*Task description*: Your task is to repeat all of the data exactly while excluding the pictures.

*Data rows*:

####

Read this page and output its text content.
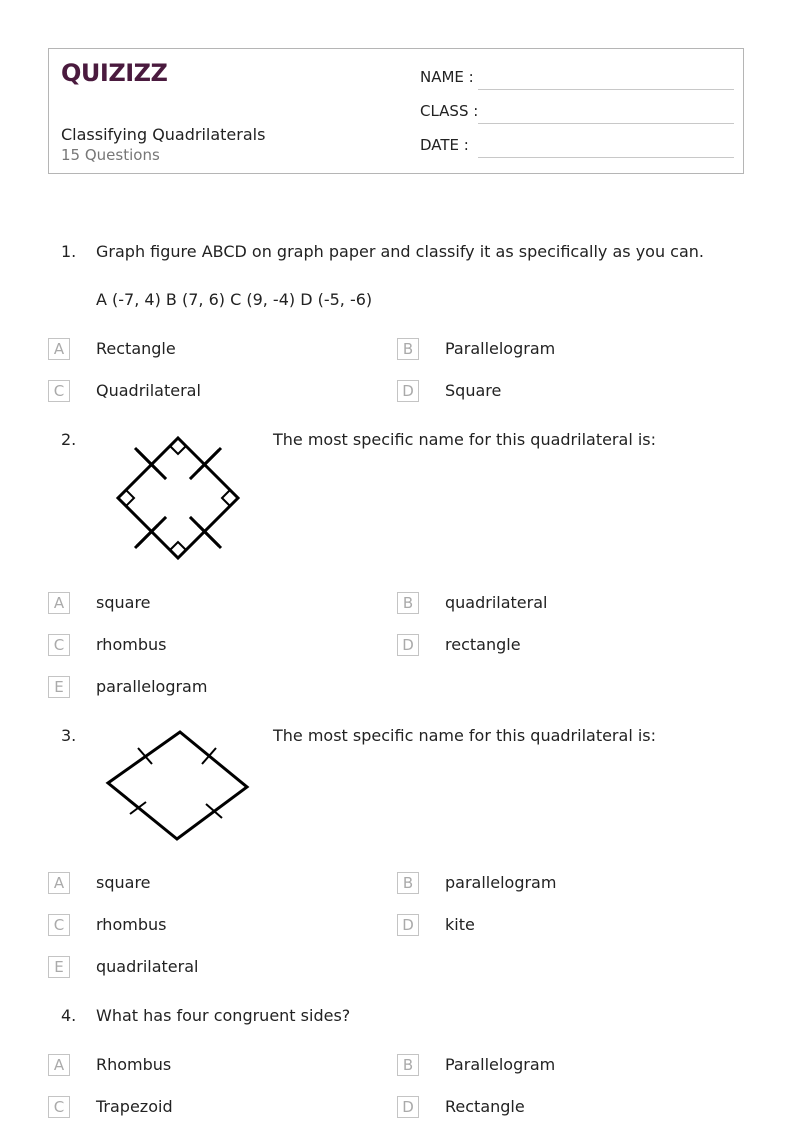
QUIZIZZ
Classifying Quadrilaterals
15 Questions
NAME :
CLASS :
DATE :
1. Graph figure ABCD on graph paper and classify it as specifically as you can.
A (-7, 4) B (7, 6) C (9, -4) D (-5, -6)
A	Rectangle	B	Parallelogram
C	Quadrilateral	D	Square
2.	The most specific name for this quadrilateral is:
A	square	B	quadrilateral
C	rhombus	D	rectangle
E	parallelogram
3.	The most specific name for this quadrilateral is:
A	square	B	parallelogram
C	rhombus	D	kite
E	quadrilateral
4. What has four congruent sides?
A	Rhombus	B	Parallelogram
C	Trapezoid	D	Rectangle
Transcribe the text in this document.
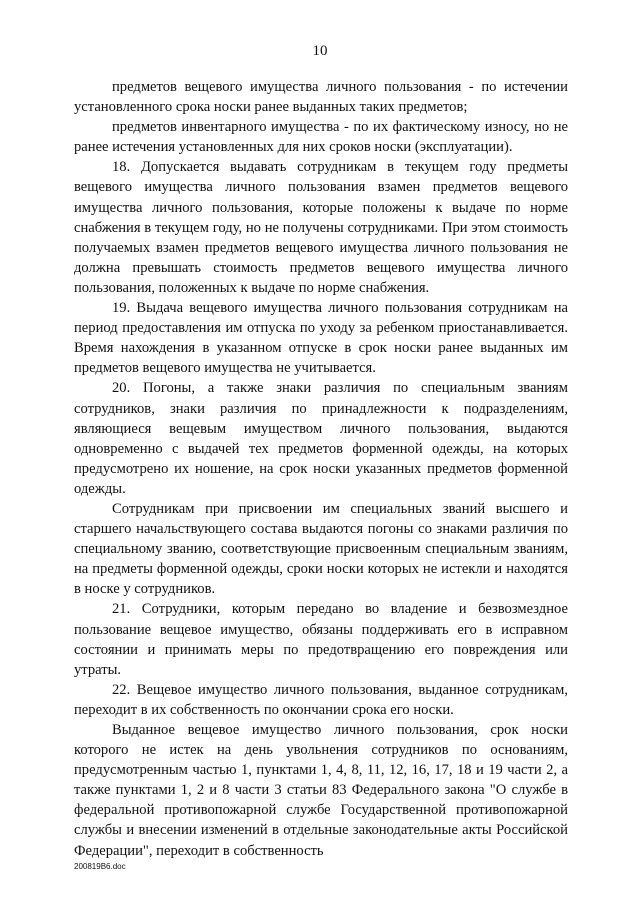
10

предметов вещевого имущества личного пользования - по истечении установленного срока носки ранее выданных таких предметов;

предметов инвентарного имущества - по их фактическому износу, но не ранее истечения установленных для них сроков носки (эксплуатации).

18. Допускается выдавать сотрудникам в текущем году предметы вещевого имущества личного пользования взамен предметов вещевого имущества личного пользования, которые положены к выдаче по норме снабжения в текущем году, но не получены сотрудниками. При этом стоимость получаемых взамен предметов вещевого имущества личного пользования не должна превышать стоимость предметов вещевого имущества личного пользования, положенных к выдаче по норме снабжения.

19. Выдача вещевого имущества личного пользования сотрудникам на период предоставления им отпуска по уходу за ребенком приостанавливается. Время нахождения в указанном отпуске в срок носки ранее выданных им предметов вещевого имущества не учитывается.

20. Погоны, а также знаки различия по специальным званиям сотрудников, знаки различия по принадлежности к подразделениям, являющиеся вещевым имуществом личного пользования, выдаются одновременно с выдачей тех предметов форменной одежды, на которых предусмотрено их ношение, на срок носки указанных предметов форменной одежды.

Сотрудникам при присвоении им специальных званий высшего и старшего начальствующего состава выдаются погоны со знаками различия по специальному званию, соответствующие присвоенным специальным званиям, на предметы форменной одежды, сроки носки которых не истекли и находятся в носке у сотрудников.

21. Сотрудники, которым передано во владение и безвозмездное пользование вещевое имущество, обязаны поддерживать его в исправном состоянии и принимать меры по предотвращению его повреждения или утраты.

22. Вещевое имущество личного пользования, выданное сотрудникам, переходит в их собственность по окончании срока его носки.

Выданное вещевое имущество личного пользования, срок носки которого не истек на день увольнения сотрудников по основаниям, предусмотренным частью 1, пунктами 1, 4, 8, 11, 12, 16, 17, 18 и 19 части 2, а также пунктами 1, 2 и 8 части 3 статьи 83 Федерального закона "О службе в федеральной противопожарной службе Государственной противопожарной службы и внесении изменений в отдельные законодательные акты Российской Федерации", переходит в собственность

200819B6.doc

####

*Exercise output*:
Read this page and output its text content.
QUIZIZZ
Classifying Quadrilaterals
15 Questions
NAME :
CLASS :
DATE :
1. Graph figure ABCD on graph paper and classify it as specifically as you can.
A (-7, 4) B (7, 6) C (9, -4) D (-5, -6)
A	Rectangle	B	Parallelogram
C	Quadrilateral	D	Square
2.	The most specific name for this quadrilateral is:
A	square	B	quadrilateral
C	rhombus	D	rectangle
E	parallelogram
3.	The most specific name for this quadrilateral is:
A	square	B	parallelogram
C	rhombus	D	kite
E	quadrilateral
4. What has four congruent sides?
A	Rhombus	B	Parallelogram
C	Trapezoid	D	Rectangle
Transcribe the text in this document.
10

предметов вещевого имущества личного пользования - по истечении установленного срока носки ранее выданных таких предметов;

предметов инвентарного имущества - по их фактическому износу, но не ранее истечения установленных для них сроков носки (эксплуатации).

18. Допускается выдавать сотрудникам в текущем году предметы вещевого имущества личного пользования взамен предметов вещевого имущества личного пользования, которые положены к выдаче по норме снабжения в текущем году, но не получены сотрудниками. При этом стоимость получаемых взамен предметов вещевого имущества личного пользования не должна превышать стоимость предметов вещевого имущества личного пользования, положенных к выдаче по норме снабжения.

19. Выдача вещевого имущества личного пользования сотрудникам на период предоставления им отпуска по уходу за ребенком приостанавливается. Время нахождения в указанном отпуске в срок носки ранее выданных им предметов вещевого имущества не учитывается.

20. Погоны, а также знаки различия по специальным званиям сотрудников, знаки различия по принадлежности к подразделениям, являющиеся вещевым имуществом личного пользования, выдаются одновременно с выдачей тех предметов форменной одежды, на которых предусмотрено их ношение, на срок носки указанных предметов форменной одежды.

Сотрудникам при присвоении им специальных званий высшего и старшего начальствующего состава выдаются погоны со знаками различия по специальному званию, соответствующие присвоенным специальным званиям, на предметы форменной одежды, сроки носки которых не истекли и находятся в носке у сотрудников.

21. Сотрудники, которым передано во владение и безвозмездное пользование вещевое имущество, обязаны поддерживать его в исправном состоянии и принимать меры по предотвращению его повреждения или утраты.

22. Вещевое имущество личного пользования, выданное сотрудникам, переходит в их собственность по окончании срока его носки.

Выданное вещевое имущество личного пользования, срок носки которого не истек на день увольнения сотрудников по основаниям, предусмотренным частью 1, пунктами 1, 4, 8, 11, 12, 16, 17, 18 и 19 части 2, а также пунктами 1, 2 и 8 части 3 статьи 83 Федерального закона "О службе в федеральной противопожарной службе Государственной противопожарной службы и внесении изменений в отдельные законодательные акты Российской Федерации", переходит в собственность

200819B6.doc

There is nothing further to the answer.